ACCIÓN REQUERIDA 1: Según el fragmento sobre la usucapión, ¿qué es lo único que puede demostrar la inspección?
ACCIÓN REQUERIDA 2: Indica si cada enunciado concuerda con el fragmento sobre la usucapión y justifica tu respuesta con las palabras exactas del fragmento. (a) Las literales de fs. 329 a 334 fueron consideradas en el Auto de Vista impugnado. (b) La inspección judicial de fs. 605 a 611 se menciona en relación con la venta de hielo en forma casera. (c) El título por el cual ingresó el usucapiente fue modificado.
ACCIÓN REQUERIDA 3: Escribe la continuación del fragmento sobre la usucapión a partir de su última oración.

En cuanto a las literales de fs. 329 a 334, corresponde señalar que las mismas no fueron tomadas en cuenta en el Auto de Vista impugnado, por lo que se hace innecesario su análisis.

La inspección judicial de fs. 605 a 611, es elocuente para demostrar la posesión, su situación de precariedad y la venta de hielo en forma casera, como modo de subsistencia.

La inspección solo puede demostrar el estado actual de las cosas, mas no el tema de la posesión, cuando esta debe denotar los elementos del corpus y animus, que deben ser demostrados con otros medios de prueba, es evidente que el usucapiente se encuentra posesión de predio a usucapir, empero el título por el cual ingresó no fue modificado, esa es la razón por la cual no se ha otorgado lugar a la parte demandante.

DATOS DEL EJERCICIO:
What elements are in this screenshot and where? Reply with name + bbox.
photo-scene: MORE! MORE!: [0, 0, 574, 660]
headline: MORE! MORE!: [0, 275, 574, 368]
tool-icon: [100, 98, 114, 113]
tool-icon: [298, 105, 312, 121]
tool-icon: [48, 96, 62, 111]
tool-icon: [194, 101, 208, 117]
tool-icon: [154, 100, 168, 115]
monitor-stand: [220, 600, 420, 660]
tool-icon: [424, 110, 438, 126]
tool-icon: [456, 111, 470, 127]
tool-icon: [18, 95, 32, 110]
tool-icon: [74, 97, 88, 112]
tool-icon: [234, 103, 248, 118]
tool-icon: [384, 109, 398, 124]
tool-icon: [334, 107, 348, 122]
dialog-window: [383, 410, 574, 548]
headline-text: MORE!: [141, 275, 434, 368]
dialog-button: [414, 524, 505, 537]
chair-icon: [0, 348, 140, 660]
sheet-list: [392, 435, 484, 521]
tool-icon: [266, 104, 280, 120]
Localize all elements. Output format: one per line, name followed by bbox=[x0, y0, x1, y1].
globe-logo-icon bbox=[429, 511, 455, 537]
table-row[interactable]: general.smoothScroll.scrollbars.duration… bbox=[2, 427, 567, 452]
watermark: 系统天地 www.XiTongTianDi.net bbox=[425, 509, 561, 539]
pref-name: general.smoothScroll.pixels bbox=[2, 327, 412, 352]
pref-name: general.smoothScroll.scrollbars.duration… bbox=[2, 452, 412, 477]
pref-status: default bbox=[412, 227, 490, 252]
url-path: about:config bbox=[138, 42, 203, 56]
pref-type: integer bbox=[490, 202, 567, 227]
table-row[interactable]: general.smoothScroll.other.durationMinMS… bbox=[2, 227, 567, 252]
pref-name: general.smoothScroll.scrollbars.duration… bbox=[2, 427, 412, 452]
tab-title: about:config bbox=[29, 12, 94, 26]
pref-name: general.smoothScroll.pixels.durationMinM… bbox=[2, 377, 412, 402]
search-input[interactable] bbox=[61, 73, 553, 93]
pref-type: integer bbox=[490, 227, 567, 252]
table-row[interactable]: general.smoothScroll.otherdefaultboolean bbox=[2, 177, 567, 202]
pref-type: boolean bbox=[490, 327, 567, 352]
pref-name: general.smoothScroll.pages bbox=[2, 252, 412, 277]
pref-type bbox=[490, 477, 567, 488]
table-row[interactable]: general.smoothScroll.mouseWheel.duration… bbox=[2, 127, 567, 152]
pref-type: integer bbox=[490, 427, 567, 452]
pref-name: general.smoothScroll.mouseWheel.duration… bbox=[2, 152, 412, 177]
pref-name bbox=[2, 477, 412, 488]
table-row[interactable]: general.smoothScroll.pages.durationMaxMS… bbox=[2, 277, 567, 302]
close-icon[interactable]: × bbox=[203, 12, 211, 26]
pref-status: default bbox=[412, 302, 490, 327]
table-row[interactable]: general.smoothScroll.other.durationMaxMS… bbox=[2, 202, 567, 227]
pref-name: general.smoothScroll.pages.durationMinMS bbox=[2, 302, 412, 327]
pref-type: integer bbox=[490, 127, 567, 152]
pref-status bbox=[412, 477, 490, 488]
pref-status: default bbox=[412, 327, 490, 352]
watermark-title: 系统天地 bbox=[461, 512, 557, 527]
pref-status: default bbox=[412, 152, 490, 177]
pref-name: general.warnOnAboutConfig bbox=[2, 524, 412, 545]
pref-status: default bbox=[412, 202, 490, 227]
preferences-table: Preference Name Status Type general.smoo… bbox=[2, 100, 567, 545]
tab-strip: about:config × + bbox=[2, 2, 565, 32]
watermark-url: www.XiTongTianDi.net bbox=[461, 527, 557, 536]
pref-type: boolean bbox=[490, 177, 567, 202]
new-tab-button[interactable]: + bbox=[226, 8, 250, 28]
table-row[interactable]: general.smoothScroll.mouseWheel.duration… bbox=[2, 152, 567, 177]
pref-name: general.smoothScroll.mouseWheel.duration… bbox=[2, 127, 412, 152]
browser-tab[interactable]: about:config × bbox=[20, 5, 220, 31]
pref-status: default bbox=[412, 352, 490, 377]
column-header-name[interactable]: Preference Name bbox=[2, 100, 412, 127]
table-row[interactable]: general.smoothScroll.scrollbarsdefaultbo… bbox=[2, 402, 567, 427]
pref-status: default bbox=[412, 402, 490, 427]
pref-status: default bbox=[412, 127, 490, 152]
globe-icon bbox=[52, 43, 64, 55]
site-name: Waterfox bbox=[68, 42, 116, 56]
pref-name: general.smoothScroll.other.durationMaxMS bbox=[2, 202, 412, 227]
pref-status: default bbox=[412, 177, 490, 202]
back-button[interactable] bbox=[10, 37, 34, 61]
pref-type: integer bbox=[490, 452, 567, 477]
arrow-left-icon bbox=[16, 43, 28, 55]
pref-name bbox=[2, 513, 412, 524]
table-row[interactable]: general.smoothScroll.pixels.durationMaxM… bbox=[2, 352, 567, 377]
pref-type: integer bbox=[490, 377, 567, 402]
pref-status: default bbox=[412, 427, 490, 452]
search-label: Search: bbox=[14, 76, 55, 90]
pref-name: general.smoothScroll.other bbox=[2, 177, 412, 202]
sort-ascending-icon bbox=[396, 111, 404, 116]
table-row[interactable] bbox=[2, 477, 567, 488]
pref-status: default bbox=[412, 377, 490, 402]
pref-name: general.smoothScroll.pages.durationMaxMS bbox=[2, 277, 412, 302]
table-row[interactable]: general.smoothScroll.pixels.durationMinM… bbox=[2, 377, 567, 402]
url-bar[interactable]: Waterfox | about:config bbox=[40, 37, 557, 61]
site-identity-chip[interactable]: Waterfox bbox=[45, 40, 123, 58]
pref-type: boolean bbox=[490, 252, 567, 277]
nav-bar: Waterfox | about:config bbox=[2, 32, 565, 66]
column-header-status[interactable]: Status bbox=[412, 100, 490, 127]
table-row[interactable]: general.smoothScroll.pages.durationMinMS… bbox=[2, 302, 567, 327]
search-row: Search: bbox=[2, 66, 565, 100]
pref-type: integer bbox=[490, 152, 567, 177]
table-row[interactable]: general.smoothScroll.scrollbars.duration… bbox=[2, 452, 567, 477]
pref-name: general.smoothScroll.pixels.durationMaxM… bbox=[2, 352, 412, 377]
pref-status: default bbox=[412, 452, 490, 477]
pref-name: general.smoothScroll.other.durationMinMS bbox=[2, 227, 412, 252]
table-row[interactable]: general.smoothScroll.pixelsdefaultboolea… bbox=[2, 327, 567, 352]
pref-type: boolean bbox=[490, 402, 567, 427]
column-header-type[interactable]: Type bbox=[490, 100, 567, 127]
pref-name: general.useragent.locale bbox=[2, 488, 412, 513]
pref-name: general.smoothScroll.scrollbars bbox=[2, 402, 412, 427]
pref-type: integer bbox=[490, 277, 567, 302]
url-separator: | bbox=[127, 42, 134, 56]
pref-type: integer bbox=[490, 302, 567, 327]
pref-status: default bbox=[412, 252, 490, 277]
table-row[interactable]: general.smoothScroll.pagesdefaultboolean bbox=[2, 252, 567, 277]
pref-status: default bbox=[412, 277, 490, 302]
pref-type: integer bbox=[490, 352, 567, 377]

RESULTADO DEL EJERCICIO 1: Solo puede demostrar el estado actual de las cosas.

RESULTADO DEL EJERCICIO 2:
(a) No: "no fueron tomadas en cuenta en el Auto de Vista impugnado".
(b) Sí: "la venta de hielo en forma casera, como modo de subsistencia".
(c) No: "el título por el cual ingresó no fue modificado".

RESULTADO DEL EJERCICIO 3:
Sobre este punto, la inspección judicial, no podría determinar que el actor se encuentra ejerciendo posesión, con los elementos del corpus y animus, esta posesión debe ser pacífica, pública, ininterrumpida y continua durante 10 años, mostrados al verdadero propietario, aspecto que no puede ser acreditado por la inspección judicial, máxime si en el presente caso se ha demostrado el origen de la permanencia del actor sobre el inmueble tiene calidad de detentación (tolerancia) y la misma no fue modificada.

En cuanto a la hoja de inspección de comercio (ver fs. 240), solo fue descrito de manera referencial, puesto que, para esa temporada firmó el nombrado, que resultó ser el anterior propietario a Jesús Bleichner Sánchez, lo que extraña es que si el usucapiente se creía verdadero propietario ¿por qué no generó un registro a su nombre?, eso llama la atención, y lo que ocurre es que si, el inmueble estuvo en lo proindiviso antes del amurallamiento, se entiende que no se generó una interversión, sino hasta la fecha del amurallamiento del predio, que sucedió 3 a 4 años de la fecha de la declaración del testigo ocurrido el 06 de febrero de 2018.

Por lo que, se entiende que se mantuvo en tolerancia (detentación) hasta el año 2014, en la que se estima que se realizó la construcción del amurallamiento.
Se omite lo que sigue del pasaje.